_What is expected_
Set down each entry exactly as given; pictures should not appear in the copy.

_Input rows_
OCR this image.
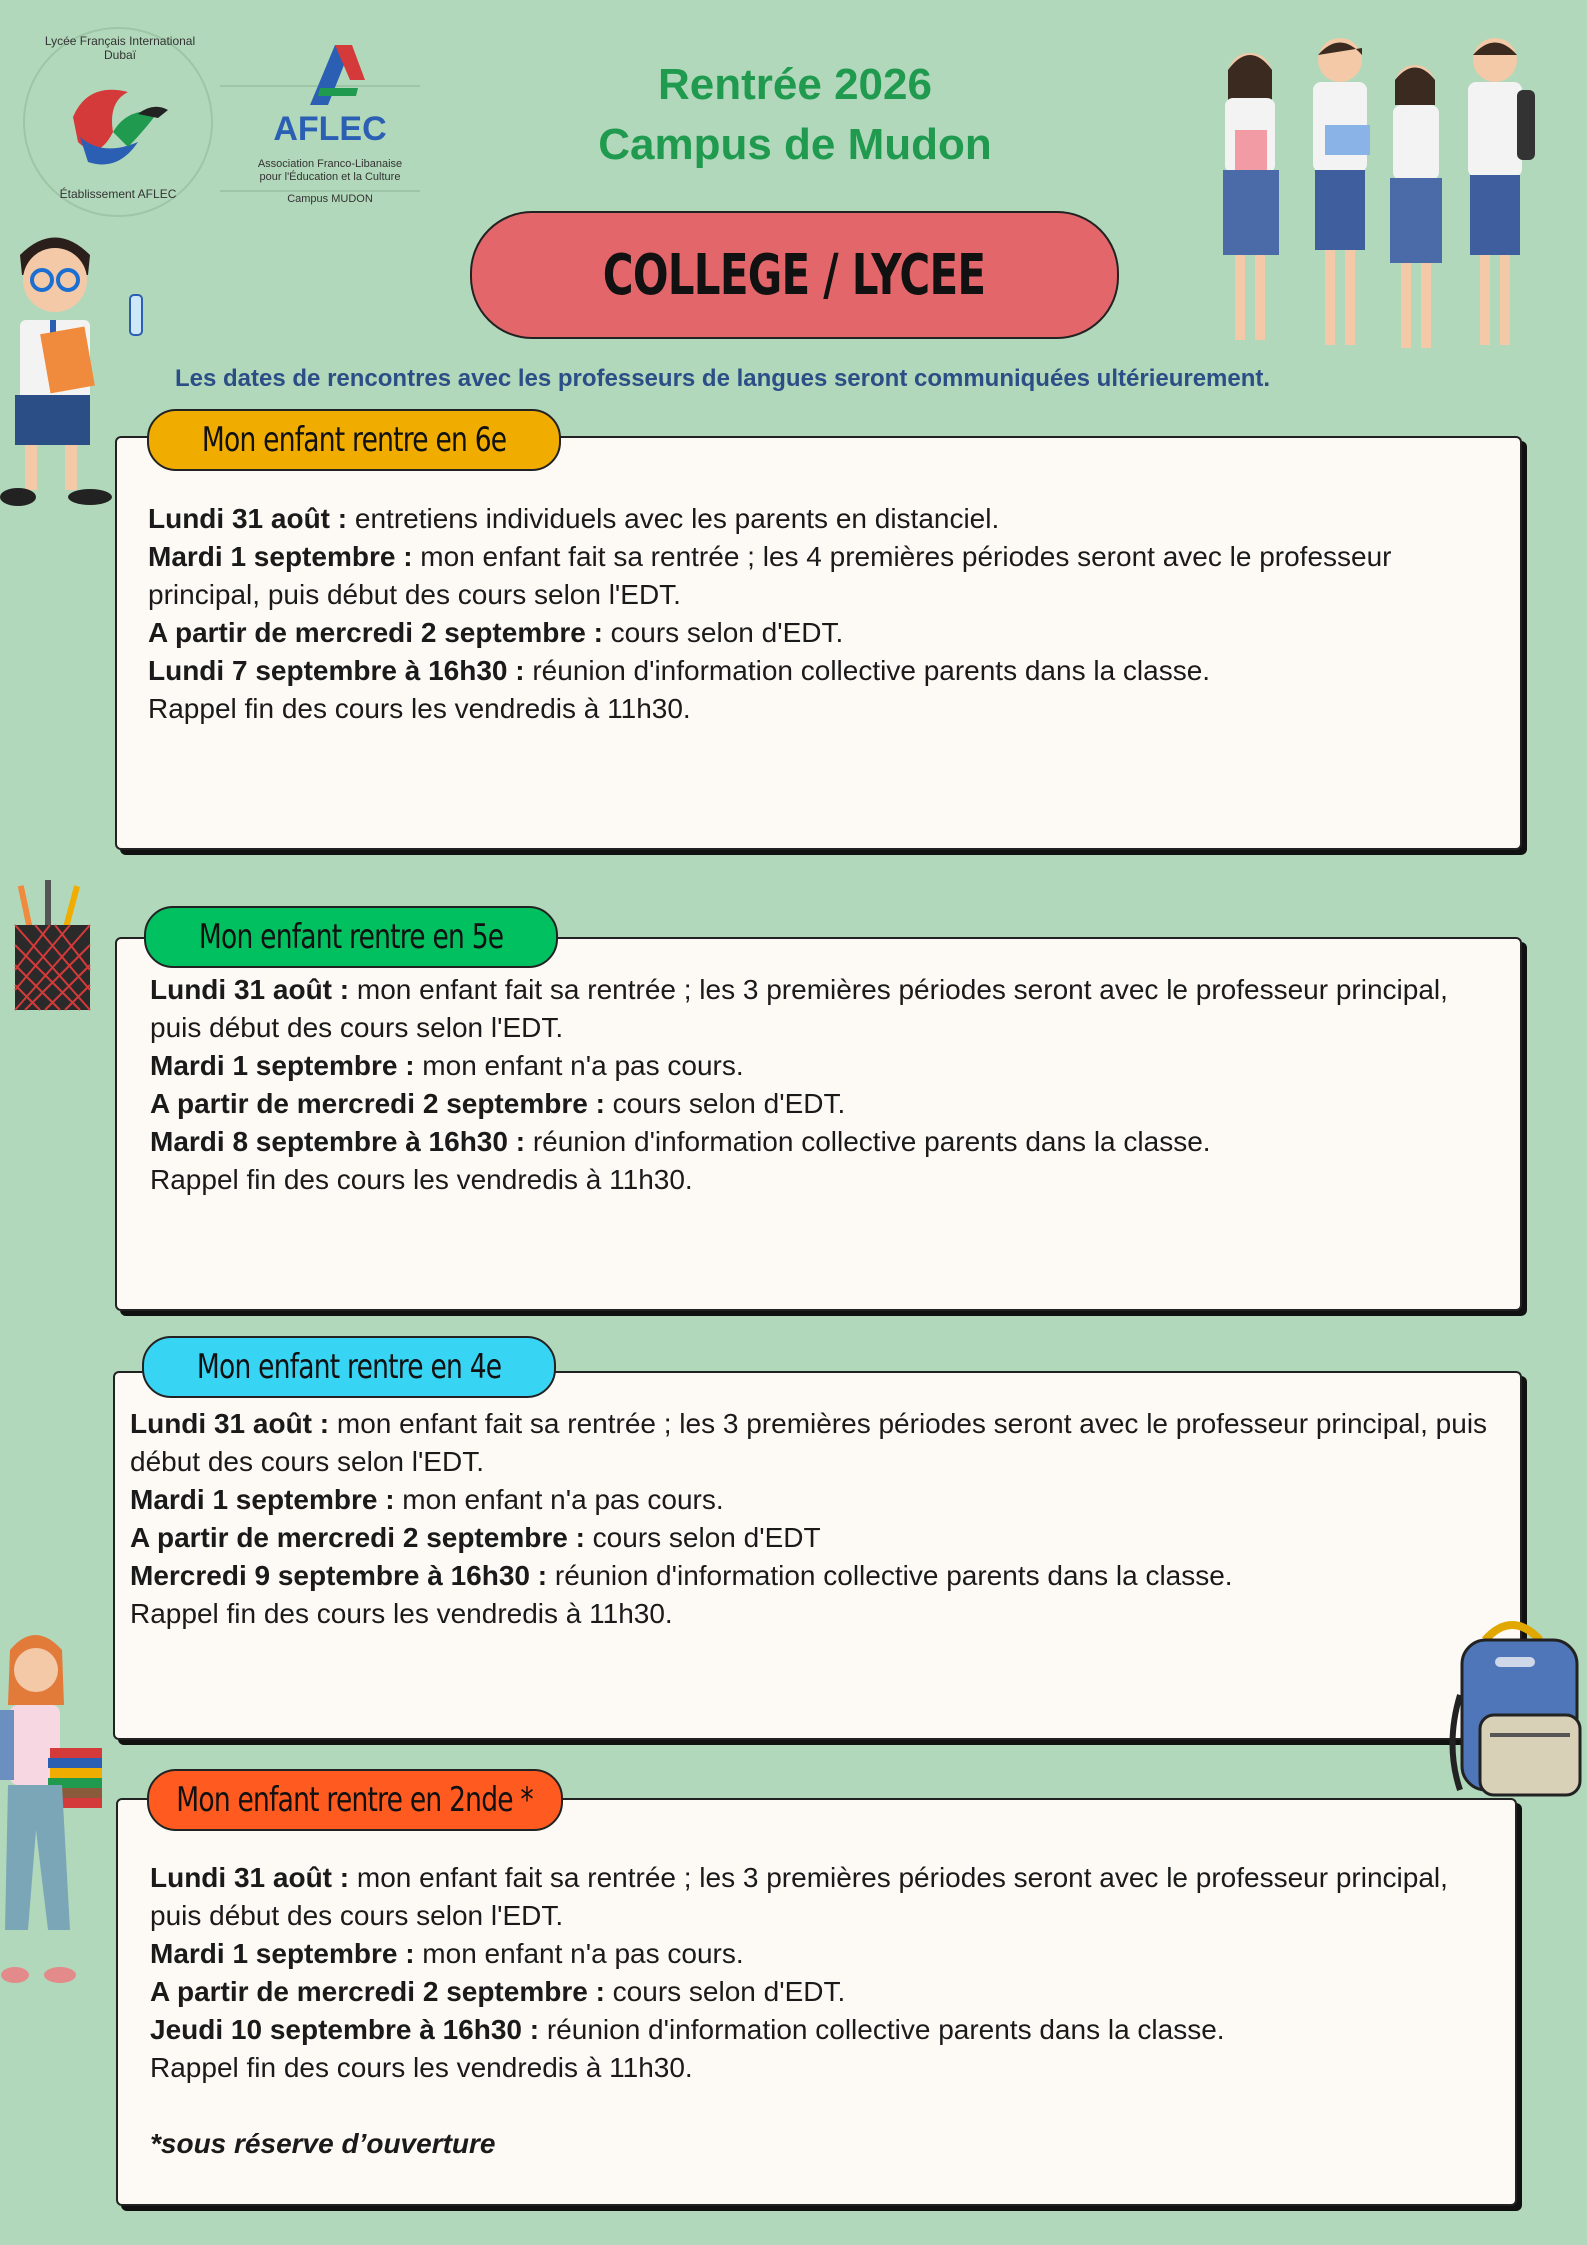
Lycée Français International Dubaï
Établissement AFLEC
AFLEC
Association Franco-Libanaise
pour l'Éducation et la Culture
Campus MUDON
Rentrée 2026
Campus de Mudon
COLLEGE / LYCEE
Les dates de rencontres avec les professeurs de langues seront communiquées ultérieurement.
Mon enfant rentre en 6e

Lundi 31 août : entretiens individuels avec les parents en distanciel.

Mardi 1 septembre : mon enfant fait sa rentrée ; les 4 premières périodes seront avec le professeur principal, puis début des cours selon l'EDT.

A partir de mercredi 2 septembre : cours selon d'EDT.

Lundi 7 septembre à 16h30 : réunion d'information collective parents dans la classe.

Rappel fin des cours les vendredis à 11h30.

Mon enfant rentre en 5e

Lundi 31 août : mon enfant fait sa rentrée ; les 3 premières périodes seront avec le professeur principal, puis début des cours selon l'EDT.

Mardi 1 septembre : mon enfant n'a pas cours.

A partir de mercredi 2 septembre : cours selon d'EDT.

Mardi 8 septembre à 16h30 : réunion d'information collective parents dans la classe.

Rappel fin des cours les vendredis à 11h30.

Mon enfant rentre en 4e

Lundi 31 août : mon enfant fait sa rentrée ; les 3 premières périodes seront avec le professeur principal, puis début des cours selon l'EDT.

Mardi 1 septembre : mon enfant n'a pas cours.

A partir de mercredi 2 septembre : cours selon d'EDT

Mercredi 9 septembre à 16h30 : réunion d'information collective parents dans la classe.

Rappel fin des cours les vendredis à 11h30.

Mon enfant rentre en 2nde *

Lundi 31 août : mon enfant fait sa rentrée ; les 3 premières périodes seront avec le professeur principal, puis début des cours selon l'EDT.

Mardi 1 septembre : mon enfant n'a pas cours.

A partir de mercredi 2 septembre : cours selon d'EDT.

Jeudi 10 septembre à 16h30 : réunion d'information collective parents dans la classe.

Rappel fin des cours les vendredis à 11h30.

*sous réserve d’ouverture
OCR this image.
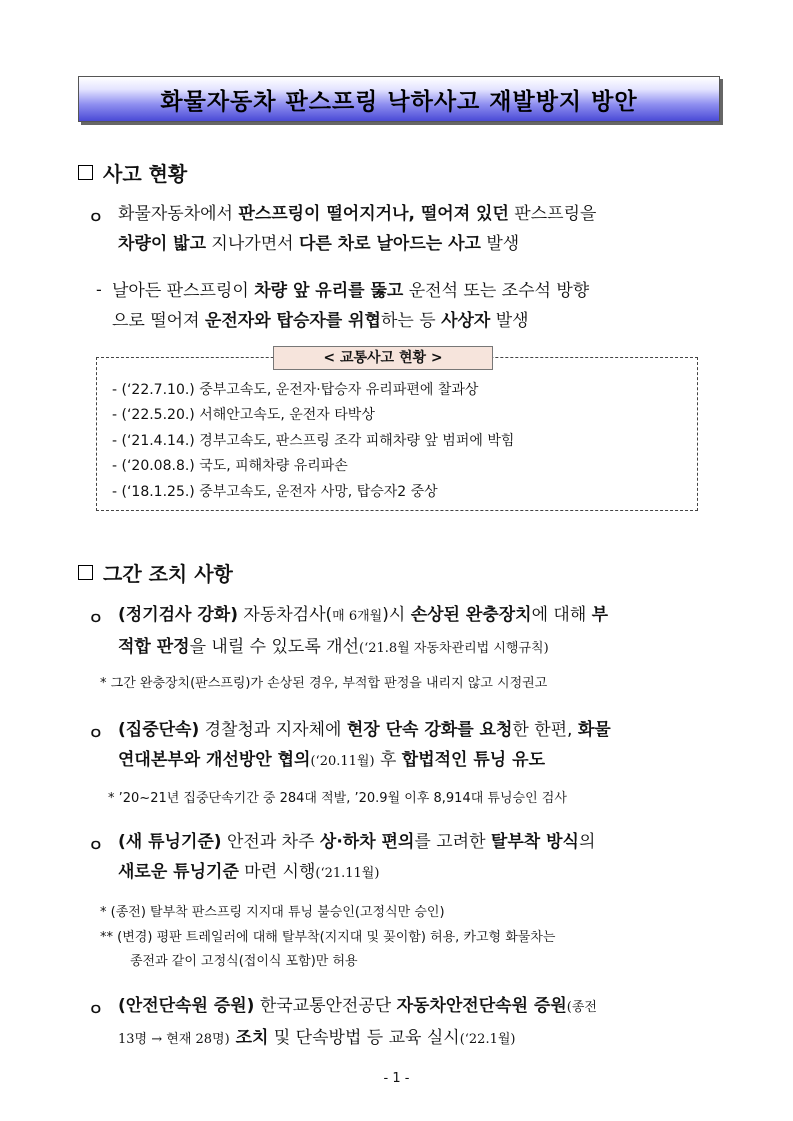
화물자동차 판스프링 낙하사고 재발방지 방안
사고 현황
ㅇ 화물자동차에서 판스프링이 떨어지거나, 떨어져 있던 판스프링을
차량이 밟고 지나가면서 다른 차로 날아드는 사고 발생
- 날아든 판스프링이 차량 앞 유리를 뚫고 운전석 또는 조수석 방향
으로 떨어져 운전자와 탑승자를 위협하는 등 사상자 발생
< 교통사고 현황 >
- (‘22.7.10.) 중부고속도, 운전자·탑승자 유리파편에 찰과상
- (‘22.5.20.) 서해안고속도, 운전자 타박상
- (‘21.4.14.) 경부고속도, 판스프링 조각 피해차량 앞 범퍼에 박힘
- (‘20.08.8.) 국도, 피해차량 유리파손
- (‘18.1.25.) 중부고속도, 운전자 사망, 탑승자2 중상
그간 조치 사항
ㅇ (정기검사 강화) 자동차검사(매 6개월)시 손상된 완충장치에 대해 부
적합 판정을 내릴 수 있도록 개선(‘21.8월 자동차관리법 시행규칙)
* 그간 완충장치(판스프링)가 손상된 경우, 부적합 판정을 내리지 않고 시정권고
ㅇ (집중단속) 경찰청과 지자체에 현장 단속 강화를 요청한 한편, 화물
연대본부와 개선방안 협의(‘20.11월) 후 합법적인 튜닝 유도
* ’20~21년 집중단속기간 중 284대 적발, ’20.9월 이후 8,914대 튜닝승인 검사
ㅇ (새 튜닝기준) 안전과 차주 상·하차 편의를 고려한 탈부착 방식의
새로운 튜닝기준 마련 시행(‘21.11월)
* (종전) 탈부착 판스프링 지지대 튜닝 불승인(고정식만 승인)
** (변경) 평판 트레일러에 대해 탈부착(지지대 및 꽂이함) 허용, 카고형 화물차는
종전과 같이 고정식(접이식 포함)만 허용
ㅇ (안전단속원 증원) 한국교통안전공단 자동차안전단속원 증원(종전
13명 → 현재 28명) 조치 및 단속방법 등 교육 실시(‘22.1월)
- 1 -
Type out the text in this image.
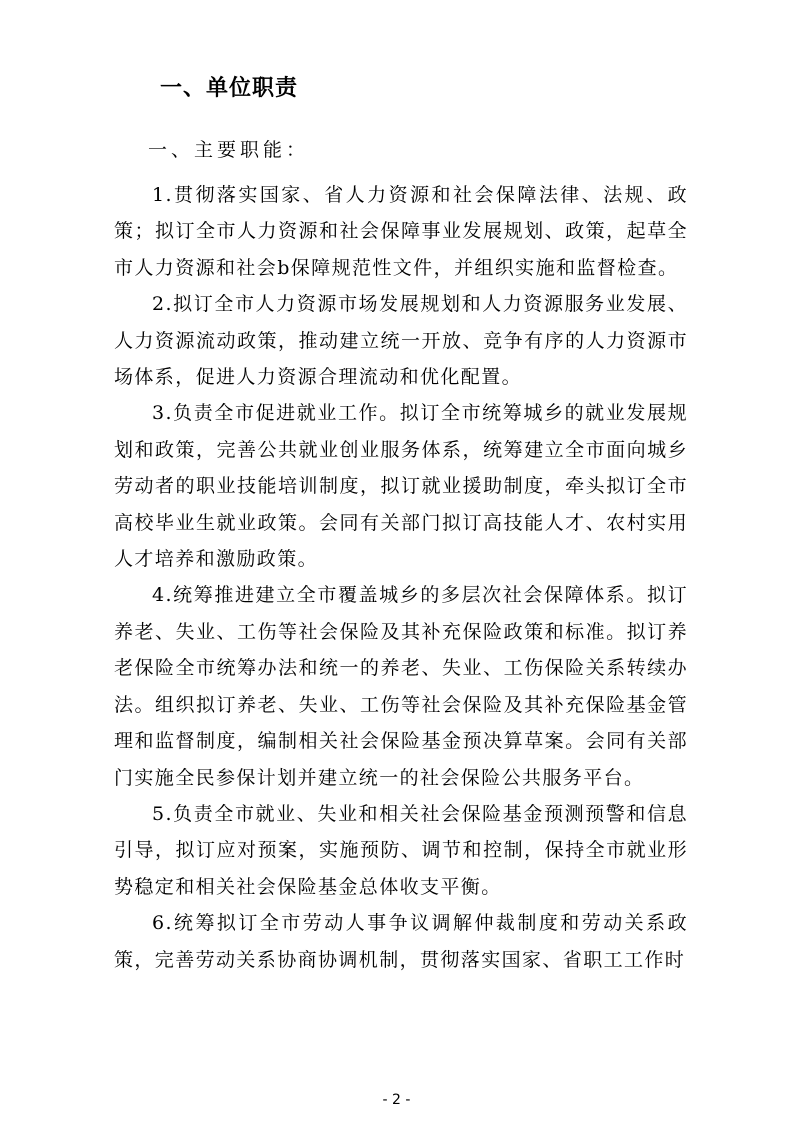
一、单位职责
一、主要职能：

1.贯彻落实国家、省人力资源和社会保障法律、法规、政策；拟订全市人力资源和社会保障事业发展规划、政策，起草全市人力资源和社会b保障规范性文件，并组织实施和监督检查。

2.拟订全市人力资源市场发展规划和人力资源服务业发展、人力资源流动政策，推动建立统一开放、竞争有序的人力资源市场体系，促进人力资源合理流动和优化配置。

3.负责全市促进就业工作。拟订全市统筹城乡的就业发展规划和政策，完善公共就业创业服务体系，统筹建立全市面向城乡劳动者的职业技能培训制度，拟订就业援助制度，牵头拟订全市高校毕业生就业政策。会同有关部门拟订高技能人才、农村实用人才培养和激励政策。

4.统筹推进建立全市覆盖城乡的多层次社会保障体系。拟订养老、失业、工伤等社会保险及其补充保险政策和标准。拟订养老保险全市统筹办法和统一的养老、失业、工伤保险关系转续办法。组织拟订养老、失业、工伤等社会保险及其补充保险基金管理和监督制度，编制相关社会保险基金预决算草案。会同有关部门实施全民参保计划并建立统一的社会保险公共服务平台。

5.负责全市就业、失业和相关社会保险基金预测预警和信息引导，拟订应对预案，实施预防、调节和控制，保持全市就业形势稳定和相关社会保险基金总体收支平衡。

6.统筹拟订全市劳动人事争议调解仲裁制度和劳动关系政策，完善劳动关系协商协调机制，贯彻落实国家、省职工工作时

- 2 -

_Solution to the problem_
OCR this image.
Lycée Français International Dubaï
Établissement AFLEC
AFLEC
Association Franco-Libanaise
pour l'Éducation et la Culture
Campus MUDON
Rentrée 2026
Campus de Mudon
COLLEGE / LYCEE
Les dates de rencontres avec les professeurs de langues seront communiquées ultérieurement.
Mon enfant rentre en 6e

Lundi 31 août : entretiens individuels avec les parents en distanciel.

Mardi 1 septembre : mon enfant fait sa rentrée ; les 4 premières périodes seront avec le professeur principal, puis début des cours selon l'EDT.

A partir de mercredi 2 septembre : cours selon d'EDT.

Lundi 7 septembre à 16h30 : réunion d'information collective parents dans la classe.

Rappel fin des cours les vendredis à 11h30.

Mon enfant rentre en 5e

Lundi 31 août : mon enfant fait sa rentrée ; les 3 premières périodes seront avec le professeur principal, puis début des cours selon l'EDT.

Mardi 1 septembre : mon enfant n'a pas cours.

A partir de mercredi 2 septembre : cours selon d'EDT.

Mardi 8 septembre à 16h30 : réunion d'information collective parents dans la classe.

Rappel fin des cours les vendredis à 11h30.

Mon enfant rentre en 4e

Lundi 31 août : mon enfant fait sa rentrée ; les 3 premières périodes seront avec le professeur principal, puis début des cours selon l'EDT.

Mardi 1 septembre : mon enfant n'a pas cours.

A partir de mercredi 2 septembre : cours selon d'EDT

Mercredi 9 septembre à 16h30 : réunion d'information collective parents dans la classe.

Rappel fin des cours les vendredis à 11h30.

Mon enfant rentre en 2nde *

Lundi 31 août : mon enfant fait sa rentrée ; les 3 premières périodes seront avec le professeur principal, puis début des cours selon l'EDT.

Mardi 1 septembre : mon enfant n'a pas cours.

A partir de mercredi 2 septembre : cours selon d'EDT.

Jeudi 10 septembre à 16h30 : réunion d'information collective parents dans la classe.

Rappel fin des cours les vendredis à 11h30.

*sous réserve d’ouverture
OCR this image.
화물자동차 판스프링 낙하사고 재발방지 방안
사고 현황
ㅇ 화물자동차에서 판스프링이 떨어지거나, 떨어져 있던 판스프링을
차량이 밟고 지나가면서 다른 차로 날아드는 사고 발생
- 날아든 판스프링이 차량 앞 유리를 뚫고 운전석 또는 조수석 방향
으로 떨어져 운전자와 탑승자를 위협하는 등 사상자 발생
< 교통사고 현황 >
- (‘22.7.10.) 중부고속도, 운전자·탑승자 유리파편에 찰과상
- (‘22.5.20.) 서해안고속도, 운전자 타박상
- (‘21.4.14.) 경부고속도, 판스프링 조각 피해차량 앞 범퍼에 박힘
- (‘20.08.8.) 국도, 피해차량 유리파손
- (‘18.1.25.) 중부고속도, 운전자 사망, 탑승자2 중상
그간 조치 사항
ㅇ (정기검사 강화) 자동차검사(매 6개월)시 손상된 완충장치에 대해 부
적합 판정을 내릴 수 있도록 개선(‘21.8월 자동차관리법 시행규칙)
* 그간 완충장치(판스프링)가 손상된 경우, 부적합 판정을 내리지 않고 시정권고
ㅇ (집중단속) 경찰청과 지자체에 현장 단속 강화를 요청한 한편, 화물
연대본부와 개선방안 협의(‘20.11월) 후 합법적인 튜닝 유도
* ’20~21년 집중단속기간 중 284대 적발, ’20.9월 이후 8,914대 튜닝승인 검사
ㅇ (새 튜닝기준) 안전과 차주 상·하차 편의를 고려한 탈부착 방식의
새로운 튜닝기준 마련 시행(‘21.11월)
* (종전) 탈부착 판스프링 지지대 튜닝 불승인(고정식만 승인)
** (변경) 평판 트레일러에 대해 탈부착(지지대 및 꽂이함) 허용, 카고형 화물차는
종전과 같이 고정식(접이식 포함)만 허용
ㅇ (안전단속원 증원) 한국교통안전공단 자동차안전단속원 증원(종전
13명 → 현재 28명) 조치 및 단속방법 등 교육 실시(‘22.1월)
- 1 -
Type out the text in this image.
一、单位职责
一、主要职能：

1.贯彻落实国家、省人力资源和社会保障法律、法规、政策；拟订全市人力资源和社会保障事业发展规划、政策，起草全市人力资源和社会b保障规范性文件，并组织实施和监督检查。

2.拟订全市人力资源市场发展规划和人力资源服务业发展、人力资源流动政策，推动建立统一开放、竞争有序的人力资源市场体系，促进人力资源合理流动和优化配置。

3.负责全市促进就业工作。拟订全市统筹城乡的就业发展规划和政策，完善公共就业创业服务体系，统筹建立全市面向城乡劳动者的职业技能培训制度，拟订就业援助制度，牵头拟订全市高校毕业生就业政策。会同有关部门拟订高技能人才、农村实用人才培养和激励政策。

4.统筹推进建立全市覆盖城乡的多层次社会保障体系。拟订养老、失业、工伤等社会保险及其补充保险政策和标准。拟订养老保险全市统筹办法和统一的养老、失业、工伤保险关系转续办法。组织拟订养老、失业、工伤等社会保险及其补充保险基金管理和监督制度，编制相关社会保险基金预决算草案。会同有关部门实施全民参保计划并建立统一的社会保险公共服务平台。

5.负责全市就业、失业和相关社会保险基金预测预警和信息引导，拟订应对预案，实施预防、调节和控制，保持全市就业形势稳定和相关社会保险基金总体收支平衡。

6.统筹拟订全市劳动人事争议调解仲裁制度和劳动关系政策，完善劳动关系协商协调机制，贯彻落实国家、省职工工作时

- 2 -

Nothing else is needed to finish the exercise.